- Stated goal -
Write the records below out again exactly as given, with no images.

━━━━━━━━━━━━━━━━━━━━

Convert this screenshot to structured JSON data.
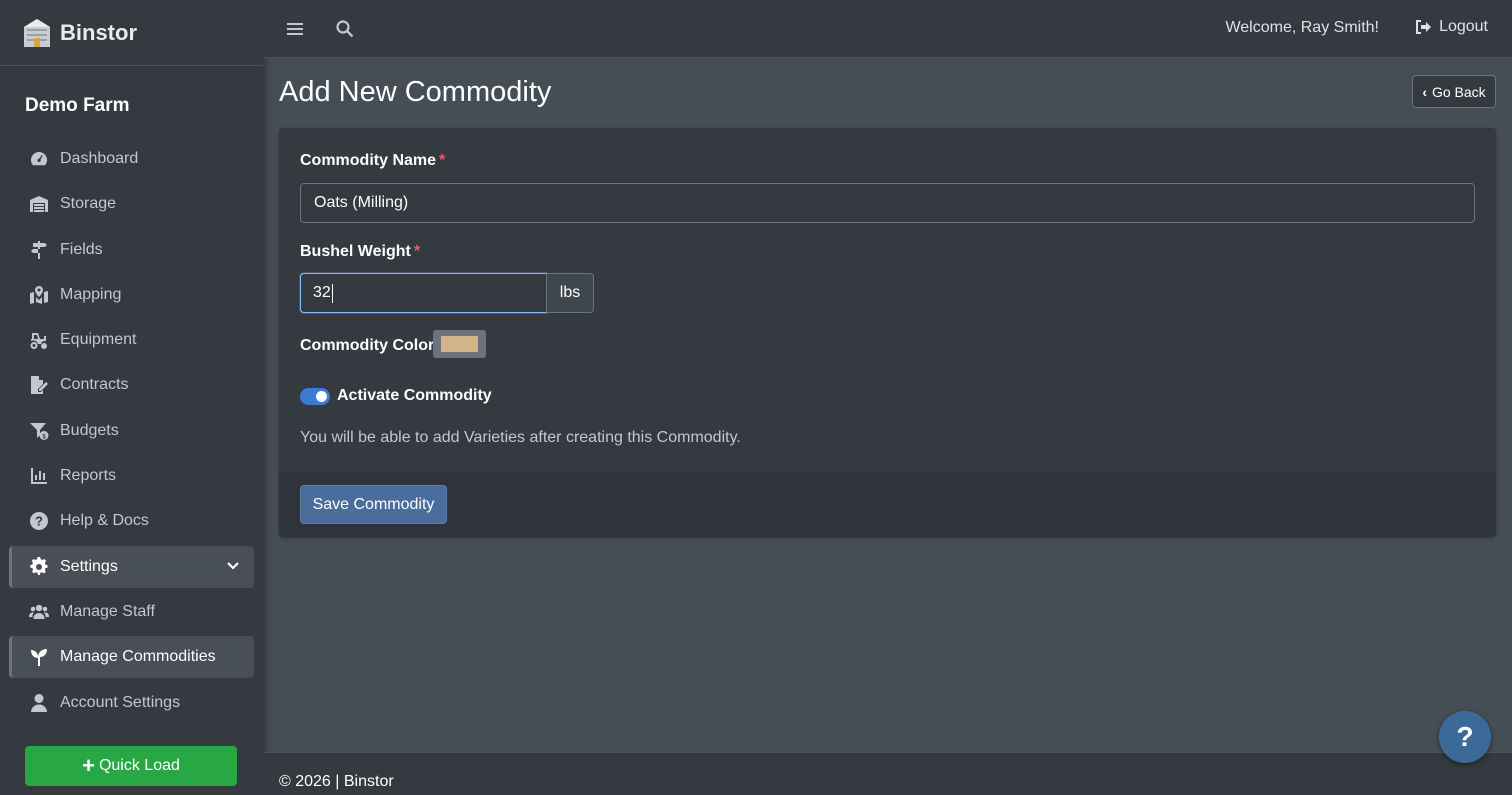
{
  "app": {
    "brand": "Binstor",
    "farm_name": "Demo Farm"
  },
  "topbar": {
    "welcome": "Welcome, Ray Smith!",
    "logout_label": "Logout"
  },
  "sidebar": {
    "items": [
      {
        "label": "Dashboard",
        "icon": "dashboard-icon"
      },
      {
        "label": "Storage",
        "icon": "warehouse-icon"
      },
      {
        "label": "Fields",
        "icon": "signs-post-icon"
      },
      {
        "label": "Mapping",
        "icon": "map-location-icon"
      },
      {
        "label": "Equipment",
        "icon": "tractor-icon"
      },
      {
        "label": "Contracts",
        "icon": "file-signature-icon"
      },
      {
        "label": "Budgets",
        "icon": "funnel-dollar-icon"
      },
      {
        "label": "Reports",
        "icon": "chart-bar-icon"
      },
      {
        "label": "Help & Docs",
        "icon": "question-circle-icon"
      },
      {
        "label": "Settings",
        "icon": "gear-icon"
      },
      {
        "label": "Manage Staff",
        "icon": "users-icon"
      },
      {
        "label": "Manage Commodities",
        "icon": "seedling-icon"
      },
      {
        "label": "Account Settings",
        "icon": "user-icon"
      }
    ],
    "quick_load_label": "Quick Load"
  },
  "page": {
    "title": "Add New Commodity",
    "go_back_label": "Go Back"
  },
  "form": {
    "commodity_name_label": "Commodity Name",
    "commodity_name_value": "Oats (Milling)",
    "bushel_weight_label": "Bushel Weight",
    "bushel_weight_value": "32",
    "bushel_weight_unit": "lbs",
    "commodity_color_label": "Commodity Color",
    "commodity_color_value": "#d2b48c",
    "activate_label": "Activate Commodity",
    "activate_checked": true,
    "help_text": "You will be able to add Varieties after creating this Commodity.",
    "required_marker": "*",
    "save_label": "Save Commodity"
  },
  "footer": {
    "text": "© 2026 | Binstor"
  },
  "help_fab_label": "?",
  "colors": {
    "sidebar_bg": "#343a40",
    "content_bg": "#454d55",
    "accent_green": "#28a745",
    "primary_button": "#4a6d9b",
    "toggle_on": "#3a7bd5",
    "required": "#e35d6a"
  }
}
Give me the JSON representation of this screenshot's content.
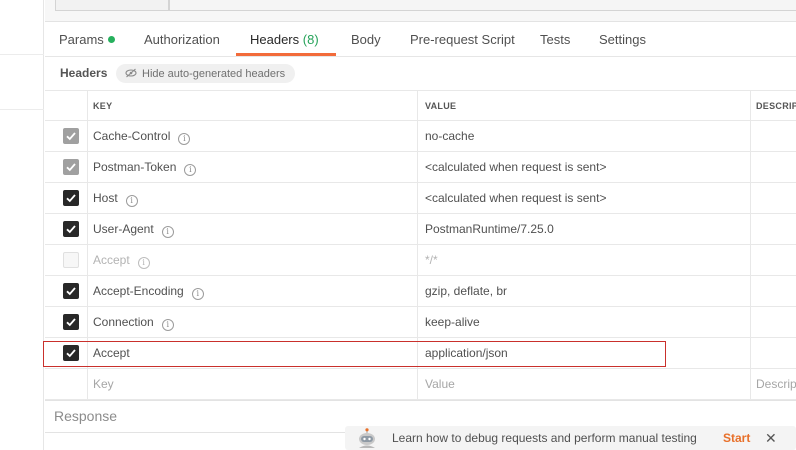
{
  "tabs": [
    {
      "label": "Params",
      "has_dot": true
    },
    {
      "label": "Authorization"
    },
    {
      "label": "Headers",
      "count": "(8)",
      "active": true
    },
    {
      "label": "Body"
    },
    {
      "label": "Pre-request Script"
    },
    {
      "label": "Tests"
    },
    {
      "label": "Settings"
    }
  ],
  "headers_section": {
    "title": "Headers",
    "hide_button_label": "Hide auto-generated headers"
  },
  "table": {
    "columns": [
      "KEY",
      "VALUE",
      "DESCRIP"
    ],
    "rows": [
      {
        "key": "Cache-Control",
        "value": "no-cache",
        "state": "auto",
        "info": true
      },
      {
        "key": "Postman-Token",
        "value": "<calculated when request is sent>",
        "state": "auto",
        "info": true
      },
      {
        "key": "Host",
        "value": "<calculated when request is sent>",
        "state": "on",
        "info": true
      },
      {
        "key": "User-Agent",
        "value": "PostmanRuntime/7.25.0",
        "state": "on",
        "info": true
      },
      {
        "key": "Accept",
        "value": "*/*",
        "state": "off",
        "info": true
      },
      {
        "key": "Accept-Encoding",
        "value": "gzip, deflate, br",
        "state": "on",
        "info": true
      },
      {
        "key": "Connection",
        "value": "keep-alive",
        "state": "on",
        "info": true
      },
      {
        "key": "Accept",
        "value": "application/json",
        "state": "on",
        "info": false
      }
    ],
    "new_row": {
      "key_placeholder": "Key",
      "value_placeholder": "Value",
      "description_placeholder": "Descript"
    }
  },
  "response": {
    "label": "Response"
  },
  "toast": {
    "message": "Learn how to debug requests and perform manual testing",
    "action_label": "Start",
    "close_glyph": "✕"
  },
  "colors": {
    "accent": "#f26b3a",
    "params_dot": "#26b05d",
    "headers_count": "#26a35a",
    "highlight_border": "#c9302c",
    "toast_action": "#e8702a"
  },
  "icons": {
    "info": "info-icon",
    "hide": "eye-slash-icon",
    "check": "check-icon",
    "close": "close-icon",
    "toast": "postman-bot-icon"
  }
}
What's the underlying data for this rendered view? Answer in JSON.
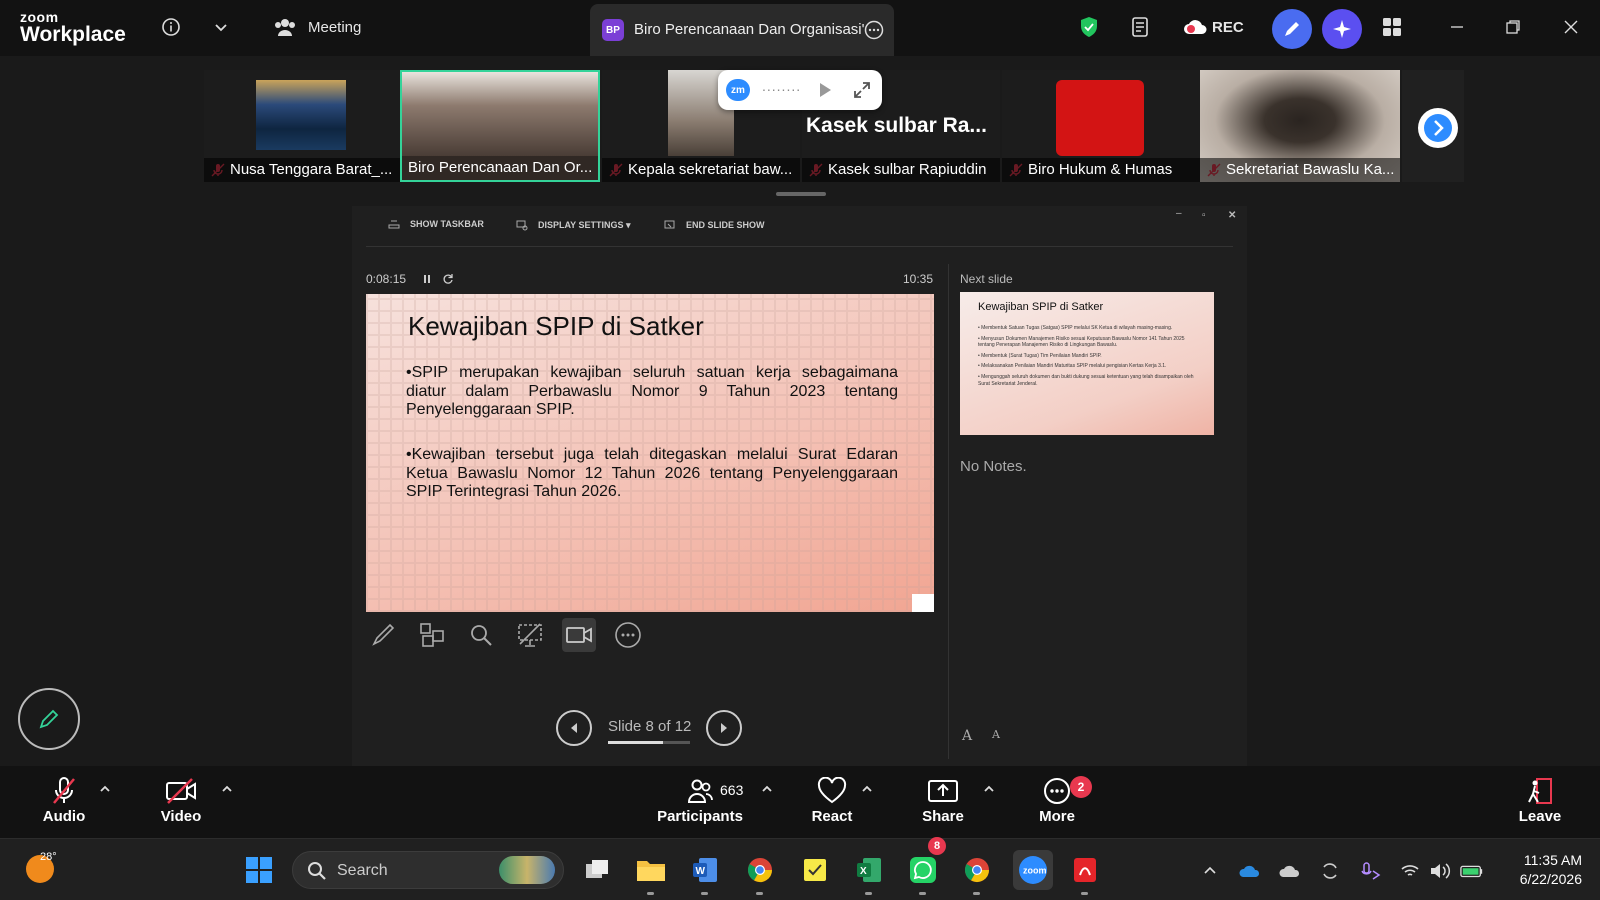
{
  "titlebar": {
    "logo_top": "zoom",
    "logo_bottom": "Workplace",
    "meeting_label": "Meeting",
    "active_tab_initials": "BP",
    "active_tab_title": "Biro Perencanaan Dan Organisasi'",
    "rec_label": "REC"
  },
  "filmstrip": {
    "participants": [
      {
        "name": "Nusa Tenggara Barat_...",
        "muted": true
      },
      {
        "name": "Biro Perencanaan Dan Or...",
        "muted": false,
        "active": true
      },
      {
        "name": "Kepala sekretariat baw...",
        "muted": true
      },
      {
        "name": "Kasek sulbar Rapiuddin",
        "muted": true
      },
      {
        "name": "Biro Hukum & Humas",
        "muted": true
      },
      {
        "name": "Sekretariat Bawaslu Ka...",
        "muted": true
      }
    ],
    "popup_title": "Kasek sulbar Ra...",
    "popup_dots": "........"
  },
  "presenter": {
    "tools": {
      "show_taskbar": "SHOW TASKBAR",
      "display_settings": "DISPLAY SETTINGS ▾",
      "end_show": "END SLIDE SHOW"
    },
    "elapsed": "0:08:15",
    "clock": "10:35",
    "next_label": "Next slide",
    "notes": "No Notes.",
    "slide_counter": "Slide 8 of 12",
    "slide_progress": 0.67,
    "slide": {
      "title": "Kewajiban SPIP di Satker",
      "bullet1": "•SPIP merupakan kewajiban seluruh satuan kerja sebagaimana diatur dalam Perbawaslu Nomor 9 Tahun 2023 tentang Penyelenggaraan SPIP.",
      "bullet2": "•Kewajiban tersebut juga telah ditegaskan melalui Surat Edaran Ketua Bawaslu Nomor 12 Tahun 2026 tentang Penyelenggaraan SPIP Terintegrasi Tahun 2026."
    },
    "next_slide": {
      "title": "Kewajiban SPIP di Satker",
      "items": [
        "• Membentuk Satuan Tugas (Satgas) SPIP melalui SK Ketua di wilayah masing-masing.",
        "• Menyusun Dokumen Manajemen Risiko sesuai Keputusan Bawaslu Nomor 141 Tahun 2025 tentang Penerapan Manajemen Risiko di Lingkungan Bawaslu.",
        "• Membentuk (Surat Tugas) Tim Penilaian Mandiri SPIP.",
        "• Melaksanakan Penilaian Mandiri Maturitas SPIP melalui pengisian Kertas Kerja 3.1.",
        "• Mengunggah seluruh dokumen dan bukti dukung sesuai ketentuan yang telah disampaikan oleh Surat Sekretariat Jenderal."
      ]
    },
    "font_up": "A",
    "font_down": "A"
  },
  "toolbar": {
    "audio": "Audio",
    "video": "Video",
    "participants": "Participants",
    "participant_count": "663",
    "react": "React",
    "share": "Share",
    "more": "More",
    "more_badge": "2",
    "leave": "Leave"
  },
  "taskbar": {
    "temperature": "28°",
    "search_placeholder": "Search",
    "whatsapp_badge": "8",
    "time": "11:35 AM",
    "date": "6/22/2026"
  },
  "colors": {
    "accent_blue": "#2d8cff",
    "active_green": "#34d399",
    "danger_red": "#e8384f"
  }
}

━━━━━━━━━━━━━━━━━━━━

- Answer for the task -
Convert this screenshot to structured JSON data.
{
  "app": {
    "brand": "Binstor",
    "farm_name": "Demo Farm"
  },
  "topbar": {
    "welcome": "Welcome, Ray Smith!",
    "logout_label": "Logout"
  },
  "sidebar": {
    "items": [
      {
        "label": "Dashboard",
        "icon": "dashboard-icon"
      },
      {
        "label": "Storage",
        "icon": "warehouse-icon"
      },
      {
        "label": "Fields",
        "icon": "signs-post-icon"
      },
      {
        "label": "Mapping",
        "icon": "map-location-icon"
      },
      {
        "label": "Equipment",
        "icon": "tractor-icon"
      },
      {
        "label": "Contracts",
        "icon": "file-signature-icon"
      },
      {
        "label": "Budgets",
        "icon": "funnel-dollar-icon"
      },
      {
        "label": "Reports",
        "icon": "chart-bar-icon"
      },
      {
        "label": "Help & Docs",
        "icon": "question-circle-icon"
      },
      {
        "label": "Settings",
        "icon": "gear-icon"
      },
      {
        "label": "Manage Staff",
        "icon": "users-icon"
      },
      {
        "label": "Manage Commodities",
        "icon": "seedling-icon"
      },
      {
        "label": "Account Settings",
        "icon": "user-icon"
      }
    ],
    "quick_load_label": "Quick Load"
  },
  "page": {
    "title": "Add New Commodity",
    "go_back_label": "Go Back"
  },
  "form": {
    "commodity_name_label": "Commodity Name",
    "commodity_name_value": "Oats (Milling)",
    "bushel_weight_label": "Bushel Weight",
    "bushel_weight_value": "32",
    "bushel_weight_unit": "lbs",
    "commodity_color_label": "Commodity Color",
    "commodity_color_value": "#d2b48c",
    "activate_label": "Activate Commodity",
    "activate_checked": true,
    "help_text": "You will be able to add Varieties after creating this Commodity.",
    "required_marker": "*",
    "save_label": "Save Commodity"
  },
  "footer": {
    "text": "© 2026 | Binstor"
  },
  "help_fab_label": "?",
  "colors": {
    "sidebar_bg": "#343a40",
    "content_bg": "#454d55",
    "accent_green": "#28a745",
    "primary_button": "#4a6d9b",
    "toggle_on": "#3a7bd5",
    "required": "#e35d6a"
  }
}
Give me the JSON representation of this screenshot's content.
{
  "tabs": [
    {
      "label": "Params",
      "has_dot": true
    },
    {
      "label": "Authorization"
    },
    {
      "label": "Headers",
      "count": "(8)",
      "active": true
    },
    {
      "label": "Body"
    },
    {
      "label": "Pre-request Script"
    },
    {
      "label": "Tests"
    },
    {
      "label": "Settings"
    }
  ],
  "headers_section": {
    "title": "Headers",
    "hide_button_label": "Hide auto-generated headers"
  },
  "table": {
    "columns": [
      "KEY",
      "VALUE",
      "DESCRIP"
    ],
    "rows": [
      {
        "key": "Cache-Control",
        "value": "no-cache",
        "state": "auto",
        "info": true
      },
      {
        "key": "Postman-Token",
        "value": "<calculated when request is sent>",
        "state": "auto",
        "info": true
      },
      {
        "key": "Host",
        "value": "<calculated when request is sent>",
        "state": "on",
        "info": true
      },
      {
        "key": "User-Agent",
        "value": "PostmanRuntime/7.25.0",
        "state": "on",
        "info": true
      },
      {
        "key": "Accept",
        "value": "*/*",
        "state": "off",
        "info": true
      },
      {
        "key": "Accept-Encoding",
        "value": "gzip, deflate, br",
        "state": "on",
        "info": true
      },
      {
        "key": "Connection",
        "value": "keep-alive",
        "state": "on",
        "info": true
      },
      {
        "key": "Accept",
        "value": "application/json",
        "state": "on",
        "info": false
      }
    ],
    "new_row": {
      "key_placeholder": "Key",
      "value_placeholder": "Value",
      "description_placeholder": "Descript"
    }
  },
  "response": {
    "label": "Response"
  },
  "toast": {
    "message": "Learn how to debug requests and perform manual testing",
    "action_label": "Start",
    "close_glyph": "✕"
  },
  "colors": {
    "accent": "#f26b3a",
    "params_dot": "#26b05d",
    "headers_count": "#26a35a",
    "highlight_border": "#c9302c",
    "toast_action": "#e8702a"
  },
  "icons": {
    "info": "info-icon",
    "hide": "eye-slash-icon",
    "check": "check-icon",
    "close": "close-icon",
    "toast": "postman-bot-icon"
  }
}
What's the underlying data for this rendered view? Answer in JSON.
{
  "titlebar": {
    "logo_top": "zoom",
    "logo_bottom": "Workplace",
    "meeting_label": "Meeting",
    "active_tab_initials": "BP",
    "active_tab_title": "Biro Perencanaan Dan Organisasi'",
    "rec_label": "REC"
  },
  "filmstrip": {
    "participants": [
      {
        "name": "Nusa Tenggara Barat_...",
        "muted": true
      },
      {
        "name": "Biro Perencanaan Dan Or...",
        "muted": false,
        "active": true
      },
      {
        "name": "Kepala sekretariat baw...",
        "muted": true
      },
      {
        "name": "Kasek sulbar Rapiuddin",
        "muted": true
      },
      {
        "name": "Biro Hukum & Humas",
        "muted": true
      },
      {
        "name": "Sekretariat Bawaslu Ka...",
        "muted": true
      }
    ],
    "popup_title": "Kasek sulbar Ra...",
    "popup_dots": "........"
  },
  "presenter": {
    "tools": {
      "show_taskbar": "SHOW TASKBAR",
      "display_settings": "DISPLAY SETTINGS ▾",
      "end_show": "END SLIDE SHOW"
    },
    "elapsed": "0:08:15",
    "clock": "10:35",
    "next_label": "Next slide",
    "notes": "No Notes.",
    "slide_counter": "Slide 8 of 12",
    "slide_progress": 0.67,
    "slide": {
      "title": "Kewajiban SPIP di Satker",
      "bullet1": "•SPIP merupakan kewajiban seluruh satuan kerja sebagaimana diatur dalam Perbawaslu Nomor 9 Tahun 2023 tentang Penyelenggaraan SPIP.",
      "bullet2": "•Kewajiban tersebut juga telah ditegaskan melalui Surat Edaran Ketua Bawaslu Nomor 12 Tahun 2026 tentang Penyelenggaraan SPIP Terintegrasi Tahun 2026."
    },
    "next_slide": {
      "title": "Kewajiban SPIP di Satker",
      "items": [
        "• Membentuk Satuan Tugas (Satgas) SPIP melalui SK Ketua di wilayah masing-masing.",
        "• Menyusun Dokumen Manajemen Risiko sesuai Keputusan Bawaslu Nomor 141 Tahun 2025 tentang Penerapan Manajemen Risiko di Lingkungan Bawaslu.",
        "• Membentuk (Surat Tugas) Tim Penilaian Mandiri SPIP.",
        "• Melaksanakan Penilaian Mandiri Maturitas SPIP melalui pengisian Kertas Kerja 3.1.",
        "• Mengunggah seluruh dokumen dan bukti dukung sesuai ketentuan yang telah disampaikan oleh Surat Sekretariat Jenderal."
      ]
    },
    "font_up": "A",
    "font_down": "A"
  },
  "toolbar": {
    "audio": "Audio",
    "video": "Video",
    "participants": "Participants",
    "participant_count": "663",
    "react": "React",
    "share": "Share",
    "more": "More",
    "more_badge": "2",
    "leave": "Leave"
  },
  "taskbar": {
    "temperature": "28°",
    "search_placeholder": "Search",
    "whatsapp_badge": "8",
    "time": "11:35 AM",
    "date": "6/22/2026"
  },
  "colors": {
    "accent_blue": "#2d8cff",
    "active_green": "#34d399",
    "danger_red": "#e8384f"
  }
}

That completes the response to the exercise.